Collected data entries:
■ ■ ■ ■

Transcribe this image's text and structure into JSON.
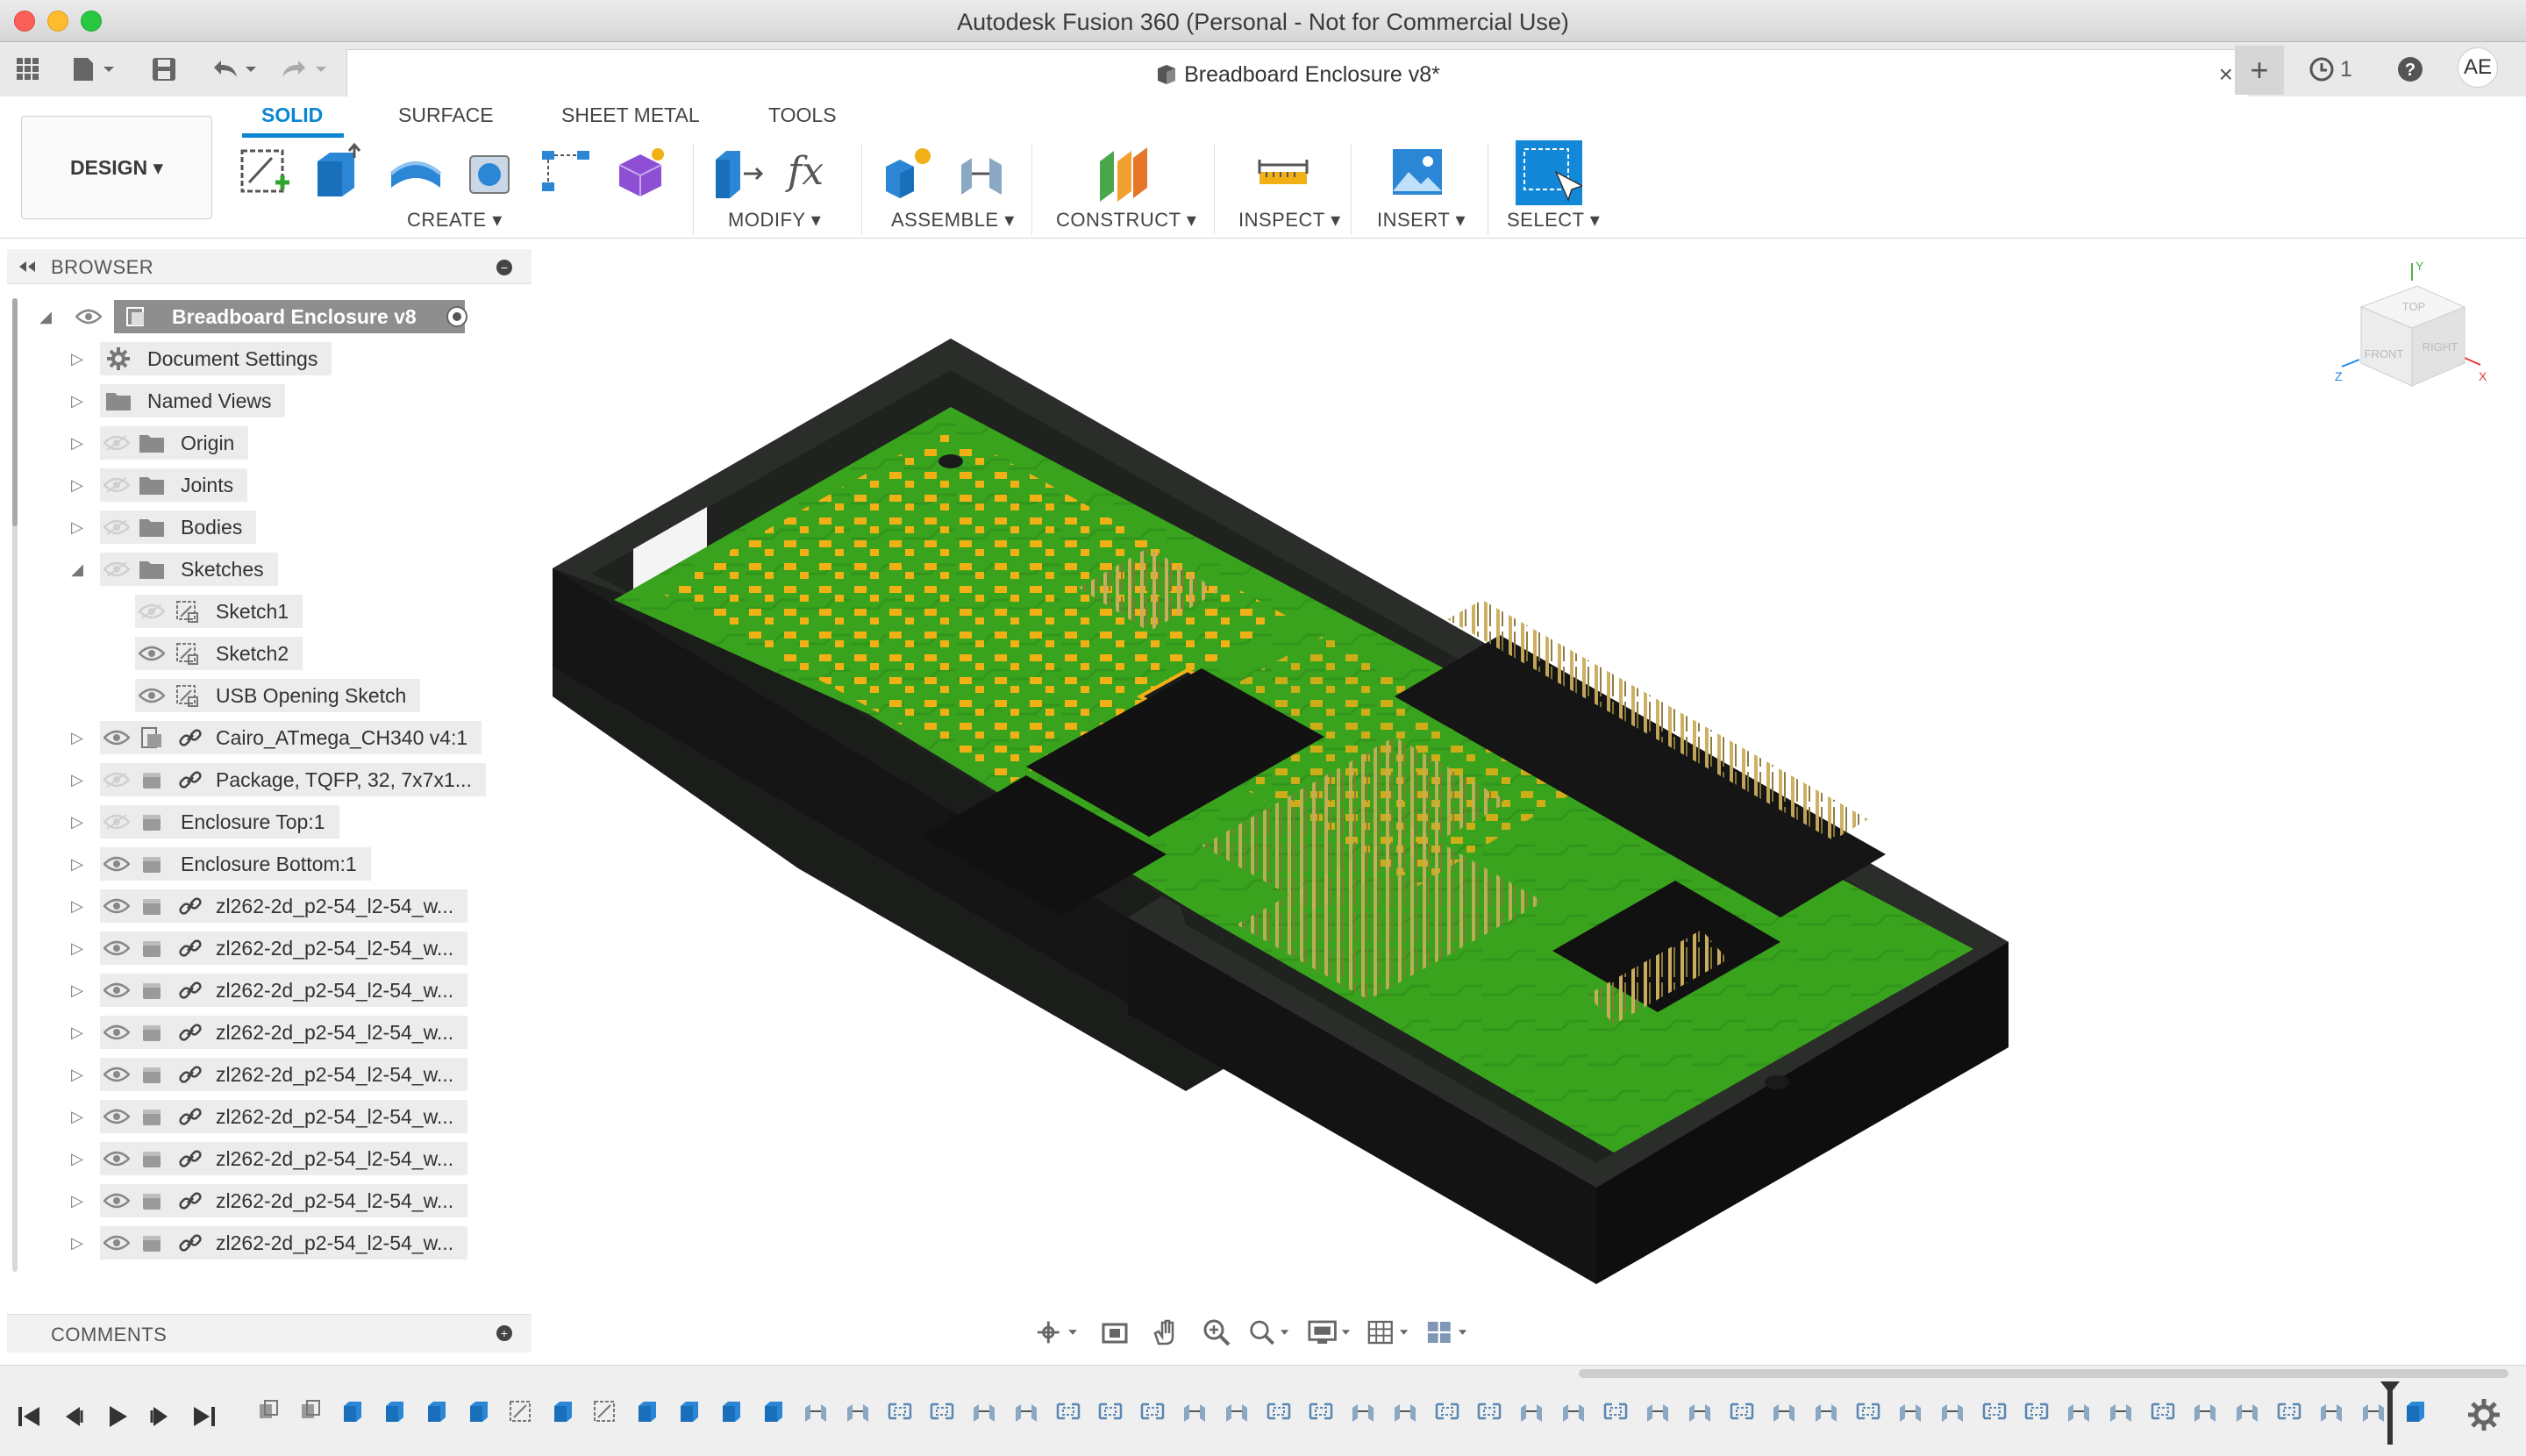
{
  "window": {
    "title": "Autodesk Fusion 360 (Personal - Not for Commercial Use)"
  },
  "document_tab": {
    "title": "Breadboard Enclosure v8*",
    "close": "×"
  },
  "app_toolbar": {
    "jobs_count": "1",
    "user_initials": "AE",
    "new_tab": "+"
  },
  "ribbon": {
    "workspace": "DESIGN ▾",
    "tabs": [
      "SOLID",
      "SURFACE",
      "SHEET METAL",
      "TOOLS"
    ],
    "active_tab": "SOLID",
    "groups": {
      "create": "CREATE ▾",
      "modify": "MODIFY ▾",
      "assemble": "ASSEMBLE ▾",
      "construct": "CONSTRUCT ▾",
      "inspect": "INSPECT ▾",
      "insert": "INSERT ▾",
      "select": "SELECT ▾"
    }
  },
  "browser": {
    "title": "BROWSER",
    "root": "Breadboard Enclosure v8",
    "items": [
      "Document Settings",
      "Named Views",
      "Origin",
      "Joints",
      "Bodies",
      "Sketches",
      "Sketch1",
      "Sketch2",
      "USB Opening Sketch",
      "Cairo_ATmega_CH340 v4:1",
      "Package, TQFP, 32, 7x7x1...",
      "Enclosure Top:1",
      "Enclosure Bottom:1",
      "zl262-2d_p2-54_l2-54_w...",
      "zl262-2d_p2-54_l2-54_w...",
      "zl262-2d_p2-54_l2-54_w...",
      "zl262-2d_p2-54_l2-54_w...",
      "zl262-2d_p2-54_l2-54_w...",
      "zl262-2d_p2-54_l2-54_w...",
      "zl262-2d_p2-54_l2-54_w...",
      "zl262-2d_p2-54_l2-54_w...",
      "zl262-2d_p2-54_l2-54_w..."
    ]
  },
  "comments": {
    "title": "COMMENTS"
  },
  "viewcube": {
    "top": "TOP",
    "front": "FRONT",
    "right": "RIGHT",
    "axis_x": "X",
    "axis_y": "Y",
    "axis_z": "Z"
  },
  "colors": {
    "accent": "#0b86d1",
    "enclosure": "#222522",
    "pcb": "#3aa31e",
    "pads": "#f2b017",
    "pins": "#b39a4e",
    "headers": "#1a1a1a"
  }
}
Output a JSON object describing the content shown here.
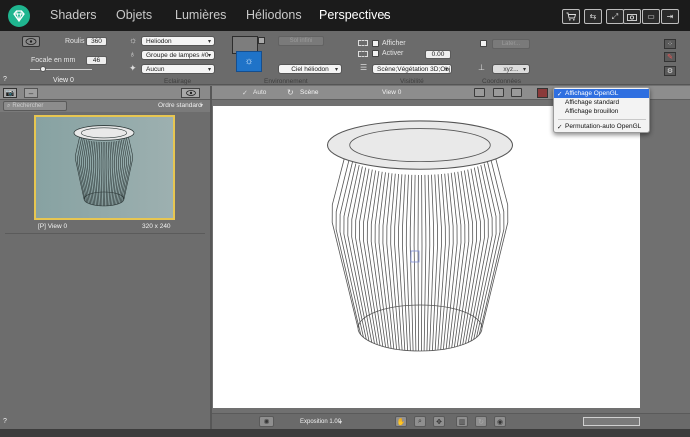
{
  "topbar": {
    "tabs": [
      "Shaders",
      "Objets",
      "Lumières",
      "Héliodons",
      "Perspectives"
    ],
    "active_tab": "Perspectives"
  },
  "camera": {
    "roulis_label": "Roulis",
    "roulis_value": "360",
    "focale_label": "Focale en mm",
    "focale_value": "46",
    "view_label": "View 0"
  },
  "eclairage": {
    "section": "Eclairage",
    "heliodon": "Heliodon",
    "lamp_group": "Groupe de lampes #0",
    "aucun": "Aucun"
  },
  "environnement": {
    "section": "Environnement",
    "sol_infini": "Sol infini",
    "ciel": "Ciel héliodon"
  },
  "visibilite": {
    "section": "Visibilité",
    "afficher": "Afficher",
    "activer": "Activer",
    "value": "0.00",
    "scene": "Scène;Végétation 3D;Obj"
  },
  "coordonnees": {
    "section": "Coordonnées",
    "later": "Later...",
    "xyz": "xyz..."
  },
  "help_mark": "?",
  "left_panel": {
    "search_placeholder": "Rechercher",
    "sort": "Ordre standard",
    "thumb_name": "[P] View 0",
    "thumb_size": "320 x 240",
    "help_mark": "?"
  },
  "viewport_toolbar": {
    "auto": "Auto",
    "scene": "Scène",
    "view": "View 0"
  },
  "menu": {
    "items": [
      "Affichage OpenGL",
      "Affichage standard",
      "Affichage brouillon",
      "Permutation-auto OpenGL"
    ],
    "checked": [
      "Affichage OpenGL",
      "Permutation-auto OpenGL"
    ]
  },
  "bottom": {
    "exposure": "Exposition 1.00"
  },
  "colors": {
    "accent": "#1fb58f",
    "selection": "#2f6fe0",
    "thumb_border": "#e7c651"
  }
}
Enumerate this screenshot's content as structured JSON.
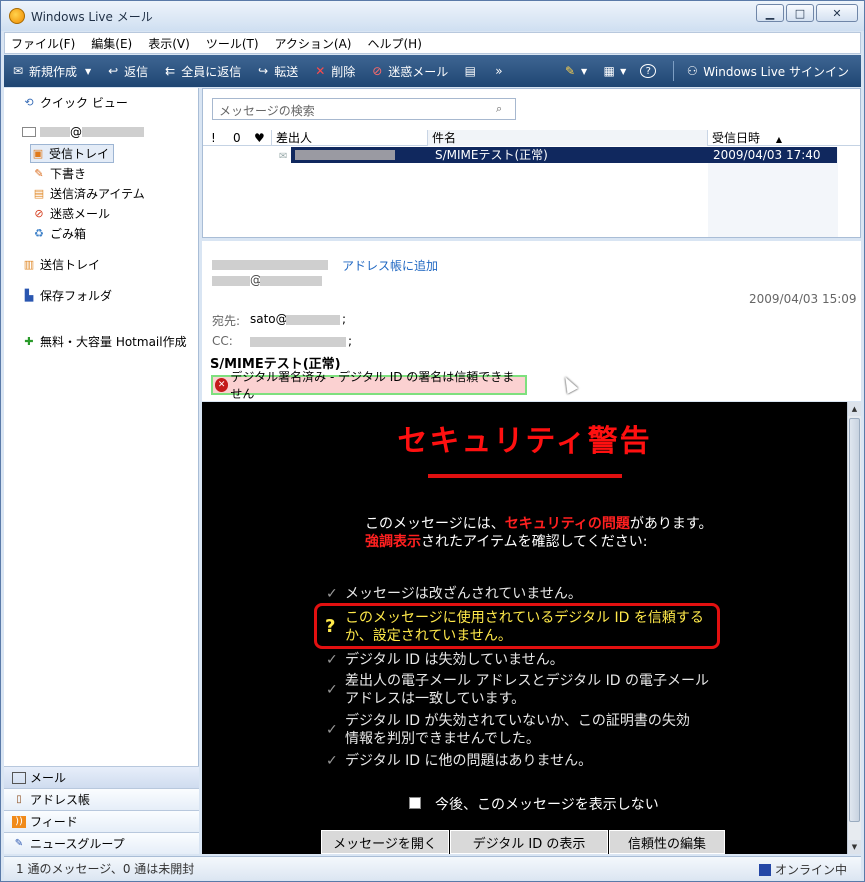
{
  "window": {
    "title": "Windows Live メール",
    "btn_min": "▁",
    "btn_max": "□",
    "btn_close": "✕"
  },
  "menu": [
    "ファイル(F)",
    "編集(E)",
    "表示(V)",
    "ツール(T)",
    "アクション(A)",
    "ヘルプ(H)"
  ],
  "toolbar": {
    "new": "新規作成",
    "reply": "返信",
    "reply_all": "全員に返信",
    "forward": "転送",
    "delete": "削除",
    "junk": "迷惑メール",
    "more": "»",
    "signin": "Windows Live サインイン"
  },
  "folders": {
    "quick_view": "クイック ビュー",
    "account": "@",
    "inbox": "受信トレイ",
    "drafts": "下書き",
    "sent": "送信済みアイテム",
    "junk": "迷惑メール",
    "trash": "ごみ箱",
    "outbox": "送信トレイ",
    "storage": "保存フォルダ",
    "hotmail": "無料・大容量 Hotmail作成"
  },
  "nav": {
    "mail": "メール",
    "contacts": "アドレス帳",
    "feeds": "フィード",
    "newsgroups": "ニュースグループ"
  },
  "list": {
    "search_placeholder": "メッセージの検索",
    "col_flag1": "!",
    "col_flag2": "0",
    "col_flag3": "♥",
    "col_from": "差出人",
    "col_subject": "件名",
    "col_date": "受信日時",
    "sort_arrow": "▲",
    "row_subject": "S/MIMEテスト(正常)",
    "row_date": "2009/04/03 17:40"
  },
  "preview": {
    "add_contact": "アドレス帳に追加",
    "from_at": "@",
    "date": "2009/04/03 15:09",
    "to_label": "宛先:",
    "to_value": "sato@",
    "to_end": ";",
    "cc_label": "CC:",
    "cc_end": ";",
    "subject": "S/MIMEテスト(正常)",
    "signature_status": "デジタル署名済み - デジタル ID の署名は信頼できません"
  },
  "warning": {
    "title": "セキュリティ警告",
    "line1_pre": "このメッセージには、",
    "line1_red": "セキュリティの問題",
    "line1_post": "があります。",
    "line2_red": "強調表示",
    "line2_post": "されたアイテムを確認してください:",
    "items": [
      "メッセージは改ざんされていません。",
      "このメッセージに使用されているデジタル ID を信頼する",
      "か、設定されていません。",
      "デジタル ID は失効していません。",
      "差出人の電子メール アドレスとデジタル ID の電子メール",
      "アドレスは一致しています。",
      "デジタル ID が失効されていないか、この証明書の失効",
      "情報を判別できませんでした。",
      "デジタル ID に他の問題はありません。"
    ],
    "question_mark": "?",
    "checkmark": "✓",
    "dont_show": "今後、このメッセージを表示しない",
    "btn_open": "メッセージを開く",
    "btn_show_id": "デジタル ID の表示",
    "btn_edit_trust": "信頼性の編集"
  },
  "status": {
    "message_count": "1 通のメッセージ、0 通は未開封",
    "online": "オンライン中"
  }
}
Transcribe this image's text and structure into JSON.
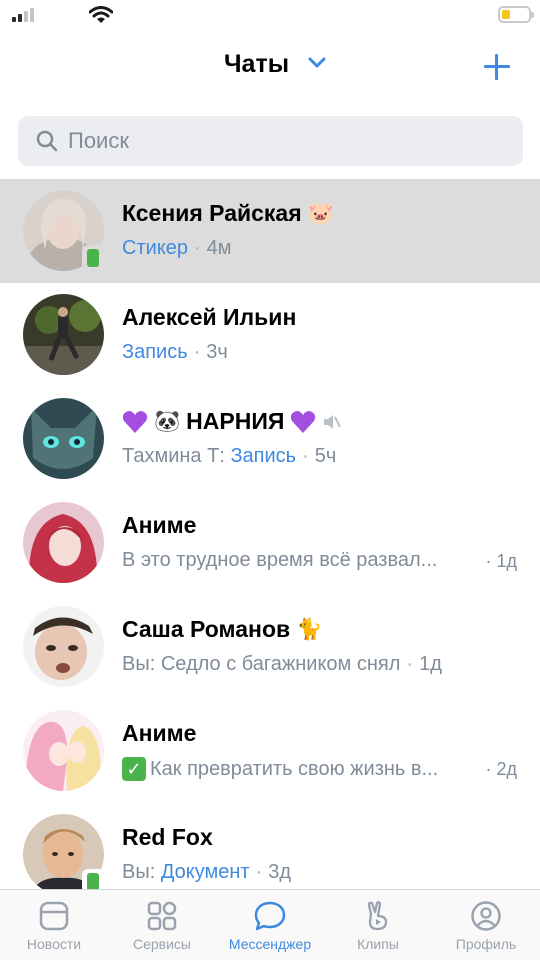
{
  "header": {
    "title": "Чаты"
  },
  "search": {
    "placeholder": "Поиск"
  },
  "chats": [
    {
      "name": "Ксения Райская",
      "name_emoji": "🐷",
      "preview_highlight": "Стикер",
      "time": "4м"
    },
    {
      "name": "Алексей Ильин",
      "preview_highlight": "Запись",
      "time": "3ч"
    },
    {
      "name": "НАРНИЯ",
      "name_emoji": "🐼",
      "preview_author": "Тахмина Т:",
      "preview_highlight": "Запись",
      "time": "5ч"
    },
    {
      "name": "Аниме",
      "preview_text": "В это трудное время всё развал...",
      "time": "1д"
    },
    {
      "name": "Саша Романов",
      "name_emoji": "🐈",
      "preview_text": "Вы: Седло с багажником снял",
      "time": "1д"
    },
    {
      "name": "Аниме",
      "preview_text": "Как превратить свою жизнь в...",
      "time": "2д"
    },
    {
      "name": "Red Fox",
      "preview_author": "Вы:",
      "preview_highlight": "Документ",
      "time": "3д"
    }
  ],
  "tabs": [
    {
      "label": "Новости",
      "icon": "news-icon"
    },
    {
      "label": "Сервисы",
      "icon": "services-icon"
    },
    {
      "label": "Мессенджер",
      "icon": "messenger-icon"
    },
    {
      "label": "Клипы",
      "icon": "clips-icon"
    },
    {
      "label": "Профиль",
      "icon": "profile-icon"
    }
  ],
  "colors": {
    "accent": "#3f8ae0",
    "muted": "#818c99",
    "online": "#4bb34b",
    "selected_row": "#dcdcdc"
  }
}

■ ■ ■ ■

> _THE REQUEST_:
Search the records for the word "Perspectives" and copy every line where it occurs.

> _RESULT FOR THIS EXERCISE_:
      "Perspectives"
    "active_tab": "Perspectives"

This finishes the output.